▶ **YOUR OBJECTIVE**
Go through the entries below and write each one out exactly.

Extracts from a graphics dataset:

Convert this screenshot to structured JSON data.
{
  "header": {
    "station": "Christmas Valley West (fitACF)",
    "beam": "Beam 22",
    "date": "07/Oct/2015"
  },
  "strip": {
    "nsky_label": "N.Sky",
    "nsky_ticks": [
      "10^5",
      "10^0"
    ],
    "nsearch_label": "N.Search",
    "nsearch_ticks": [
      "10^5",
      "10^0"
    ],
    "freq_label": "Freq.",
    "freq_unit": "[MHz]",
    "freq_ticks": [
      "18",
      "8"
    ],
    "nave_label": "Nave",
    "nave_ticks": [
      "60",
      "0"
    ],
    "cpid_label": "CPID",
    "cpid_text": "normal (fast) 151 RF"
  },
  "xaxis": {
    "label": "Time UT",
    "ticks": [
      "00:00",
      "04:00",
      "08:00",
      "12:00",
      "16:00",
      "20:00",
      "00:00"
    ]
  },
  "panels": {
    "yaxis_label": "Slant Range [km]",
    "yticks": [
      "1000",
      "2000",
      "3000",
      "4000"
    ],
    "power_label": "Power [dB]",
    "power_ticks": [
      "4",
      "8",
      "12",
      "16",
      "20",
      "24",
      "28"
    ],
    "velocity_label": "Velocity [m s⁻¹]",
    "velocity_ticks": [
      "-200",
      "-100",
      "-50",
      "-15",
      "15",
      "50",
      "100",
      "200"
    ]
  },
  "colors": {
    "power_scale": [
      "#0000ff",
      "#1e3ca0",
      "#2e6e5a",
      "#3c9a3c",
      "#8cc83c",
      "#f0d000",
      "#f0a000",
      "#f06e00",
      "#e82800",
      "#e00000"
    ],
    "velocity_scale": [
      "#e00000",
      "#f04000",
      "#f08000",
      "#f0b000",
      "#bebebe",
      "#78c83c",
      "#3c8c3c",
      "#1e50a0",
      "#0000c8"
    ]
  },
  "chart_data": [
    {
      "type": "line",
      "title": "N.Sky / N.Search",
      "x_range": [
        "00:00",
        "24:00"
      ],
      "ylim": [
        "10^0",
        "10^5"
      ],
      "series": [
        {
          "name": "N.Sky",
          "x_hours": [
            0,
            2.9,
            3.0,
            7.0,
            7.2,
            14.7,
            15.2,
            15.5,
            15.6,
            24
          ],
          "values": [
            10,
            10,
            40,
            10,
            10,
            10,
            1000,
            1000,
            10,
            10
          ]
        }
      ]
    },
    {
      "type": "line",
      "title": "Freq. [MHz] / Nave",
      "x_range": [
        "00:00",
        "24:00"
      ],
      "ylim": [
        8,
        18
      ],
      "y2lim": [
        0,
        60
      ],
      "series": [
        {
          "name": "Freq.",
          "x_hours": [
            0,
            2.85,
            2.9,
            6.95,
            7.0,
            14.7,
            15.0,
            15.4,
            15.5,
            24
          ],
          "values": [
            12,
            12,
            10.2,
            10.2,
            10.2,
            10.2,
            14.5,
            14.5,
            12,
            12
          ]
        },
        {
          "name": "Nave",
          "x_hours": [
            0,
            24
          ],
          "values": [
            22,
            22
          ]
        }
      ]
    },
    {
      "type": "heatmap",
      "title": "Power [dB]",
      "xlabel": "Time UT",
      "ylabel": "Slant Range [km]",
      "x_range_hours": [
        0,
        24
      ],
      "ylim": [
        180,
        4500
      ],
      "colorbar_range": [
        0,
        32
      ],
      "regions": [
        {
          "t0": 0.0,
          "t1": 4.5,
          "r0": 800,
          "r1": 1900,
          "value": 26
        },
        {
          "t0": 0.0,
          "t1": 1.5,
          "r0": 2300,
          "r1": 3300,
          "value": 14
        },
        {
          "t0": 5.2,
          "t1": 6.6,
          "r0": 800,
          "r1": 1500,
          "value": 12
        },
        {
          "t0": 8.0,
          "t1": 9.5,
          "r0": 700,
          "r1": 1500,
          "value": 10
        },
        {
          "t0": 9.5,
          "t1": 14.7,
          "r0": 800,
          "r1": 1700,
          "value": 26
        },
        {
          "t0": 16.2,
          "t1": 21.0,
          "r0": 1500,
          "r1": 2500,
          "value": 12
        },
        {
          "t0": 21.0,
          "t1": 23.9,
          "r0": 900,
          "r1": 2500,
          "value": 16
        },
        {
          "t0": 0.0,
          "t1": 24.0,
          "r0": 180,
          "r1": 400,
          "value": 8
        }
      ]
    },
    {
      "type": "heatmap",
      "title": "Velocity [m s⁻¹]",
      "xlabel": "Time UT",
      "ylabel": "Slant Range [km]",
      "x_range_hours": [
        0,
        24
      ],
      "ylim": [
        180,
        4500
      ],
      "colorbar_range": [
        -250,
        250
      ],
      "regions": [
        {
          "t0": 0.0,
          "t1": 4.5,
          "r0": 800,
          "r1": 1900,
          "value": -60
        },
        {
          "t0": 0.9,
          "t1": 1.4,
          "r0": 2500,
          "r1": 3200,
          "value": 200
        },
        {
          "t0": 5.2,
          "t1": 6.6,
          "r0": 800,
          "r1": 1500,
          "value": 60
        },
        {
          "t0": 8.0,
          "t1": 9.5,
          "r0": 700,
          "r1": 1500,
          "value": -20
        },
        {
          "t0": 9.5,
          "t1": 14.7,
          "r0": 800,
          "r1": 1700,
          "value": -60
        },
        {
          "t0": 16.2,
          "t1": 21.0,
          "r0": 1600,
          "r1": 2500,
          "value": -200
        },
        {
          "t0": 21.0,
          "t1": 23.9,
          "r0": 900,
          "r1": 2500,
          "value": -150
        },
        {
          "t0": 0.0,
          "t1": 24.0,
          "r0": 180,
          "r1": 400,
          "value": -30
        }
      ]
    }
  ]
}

▶ **ANSWER FOR THIS EXERCISE**
Convert this screenshot to structured JSON data.
{
  "header": {
    "station": "Christmas Valley West (fitACF)",
    "beam": "Beam 22",
    "date": "07/Oct/2015"
  },
  "strip": {
    "nsky_label": "N.Sky",
    "nsky_ticks": [
      "10^5",
      "10^0"
    ],
    "nsearch_label": "N.Search",
    "nsearch_ticks": [
      "10^5",
      "10^0"
    ],
    "freq_label": "Freq.",
    "freq_unit": "[MHz]",
    "freq_ticks": [
      "18",
      "8"
    ],
    "nave_label": "Nave",
    "nave_ticks": [
      "60",
      "0"
    ],
    "cpid_label": "CPID",
    "cpid_text": "normal (fast) 151 RF"
  },
  "xaxis": {
    "label": "Time UT",
    "ticks": [
      "00:00",
      "04:00",
      "08:00",
      "12:00",
      "16:00",
      "20:00",
      "00:00"
    ]
  },
  "panels": {
    "yaxis_label": "Slant Range [km]",
    "yticks": [
      "1000",
      "2000",
      "3000",
      "4000"
    ],
    "power_label": "Power [dB]",
    "power_ticks": [
      "4",
      "8",
      "12",
      "16",
      "20",
      "24",
      "28"
    ],
    "velocity_label": "Velocity [m s⁻¹]",
    "velocity_ticks": [
      "-200",
      "-100",
      "-50",
      "-15",
      "15",
      "50",
      "100",
      "200"
    ]
  },
  "colors": {
    "power_scale": [
      "#0000ff",
      "#1e3ca0",
      "#2e6e5a",
      "#3c9a3c",
      "#8cc83c",
      "#f0d000",
      "#f0a000",
      "#f06e00",
      "#e82800",
      "#e00000"
    ],
    "velocity_scale": [
      "#e00000",
      "#f04000",
      "#f08000",
      "#f0b000",
      "#bebebe",
      "#78c83c",
      "#3c8c3c",
      "#1e50a0",
      "#0000c8"
    ]
  },
  "chart_data": [
    {
      "type": "line",
      "title": "N.Sky / N.Search",
      "x_range": [
        "00:00",
        "24:00"
      ],
      "ylim": [
        "10^0",
        "10^5"
      ],
      "series": [
        {
          "name": "N.Sky",
          "x_hours": [
            0,
            2.9,
            3.0,
            7.0,
            7.2,
            14.7,
            15.2,
            15.5,
            15.6,
            24
          ],
          "values": [
            10,
            10,
            40,
            10,
            10,
            10,
            1000,
            1000,
            10,
            10
          ]
        }
      ]
    },
    {
      "type": "line",
      "title": "Freq. [MHz] / Nave",
      "x_range": [
        "00:00",
        "24:00"
      ],
      "ylim": [
        8,
        18
      ],
      "y2lim": [
        0,
        60
      ],
      "series": [
        {
          "name": "Freq.",
          "x_hours": [
            0,
            2.85,
            2.9,
            6.95,
            7.0,
            14.7,
            15.0,
            15.4,
            15.5,
            24
          ],
          "values": [
            12,
            12,
            10.2,
            10.2,
            10.2,
            10.2,
            14.5,
            14.5,
            12,
            12
          ]
        },
        {
          "name": "Nave",
          "x_hours": [
            0,
            24
          ],
          "values": [
            22,
            22
          ]
        }
      ]
    },
    {
      "type": "heatmap",
      "title": "Power [dB]",
      "xlabel": "Time UT",
      "ylabel": "Slant Range [km]",
      "x_range_hours": [
        0,
        24
      ],
      "ylim": [
        180,
        4500
      ],
      "colorbar_range": [
        0,
        32
      ],
      "regions": [
        {
          "t0": 0.0,
          "t1": 4.5,
          "r0": 800,
          "r1": 1900,
          "value": 26
        },
        {
          "t0": 0.0,
          "t1": 1.5,
          "r0": 2300,
          "r1": 3300,
          "value": 14
        },
        {
          "t0": 5.2,
          "t1": 6.6,
          "r0": 800,
          "r1": 1500,
          "value": 12
        },
        {
          "t0": 8.0,
          "t1": 9.5,
          "r0": 700,
          "r1": 1500,
          "value": 10
        },
        {
          "t0": 9.5,
          "t1": 14.7,
          "r0": 800,
          "r1": 1700,
          "value": 26
        },
        {
          "t0": 16.2,
          "t1": 21.0,
          "r0": 1500,
          "r1": 2500,
          "value": 12
        },
        {
          "t0": 21.0,
          "t1": 23.9,
          "r0": 900,
          "r1": 2500,
          "value": 16
        },
        {
          "t0": 0.0,
          "t1": 24.0,
          "r0": 180,
          "r1": 400,
          "value": 8
        }
      ]
    },
    {
      "type": "heatmap",
      "title": "Velocity [m s⁻¹]",
      "xlabel": "Time UT",
      "ylabel": "Slant Range [km]",
      "x_range_hours": [
        0,
        24
      ],
      "ylim": [
        180,
        4500
      ],
      "colorbar_range": [
        -250,
        250
      ],
      "regions": [
        {
          "t0": 0.0,
          "t1": 4.5,
          "r0": 800,
          "r1": 1900,
          "value": -60
        },
        {
          "t0": 0.9,
          "t1": 1.4,
          "r0": 2500,
          "r1": 3200,
          "value": 200
        },
        {
          "t0": 5.2,
          "t1": 6.6,
          "r0": 800,
          "r1": 1500,
          "value": 60
        },
        {
          "t0": 8.0,
          "t1": 9.5,
          "r0": 700,
          "r1": 1500,
          "value": -20
        },
        {
          "t0": 9.5,
          "t1": 14.7,
          "r0": 800,
          "r1": 1700,
          "value": -60
        },
        {
          "t0": 16.2,
          "t1": 21.0,
          "r0": 1600,
          "r1": 2500,
          "value": -200
        },
        {
          "t0": 21.0,
          "t1": 23.9,
          "r0": 900,
          "r1": 2500,
          "value": -150
        },
        {
          "t0": 0.0,
          "t1": 24.0,
          "r0": 180,
          "r1": 400,
          "value": -30
        }
      ]
    }
  ]
}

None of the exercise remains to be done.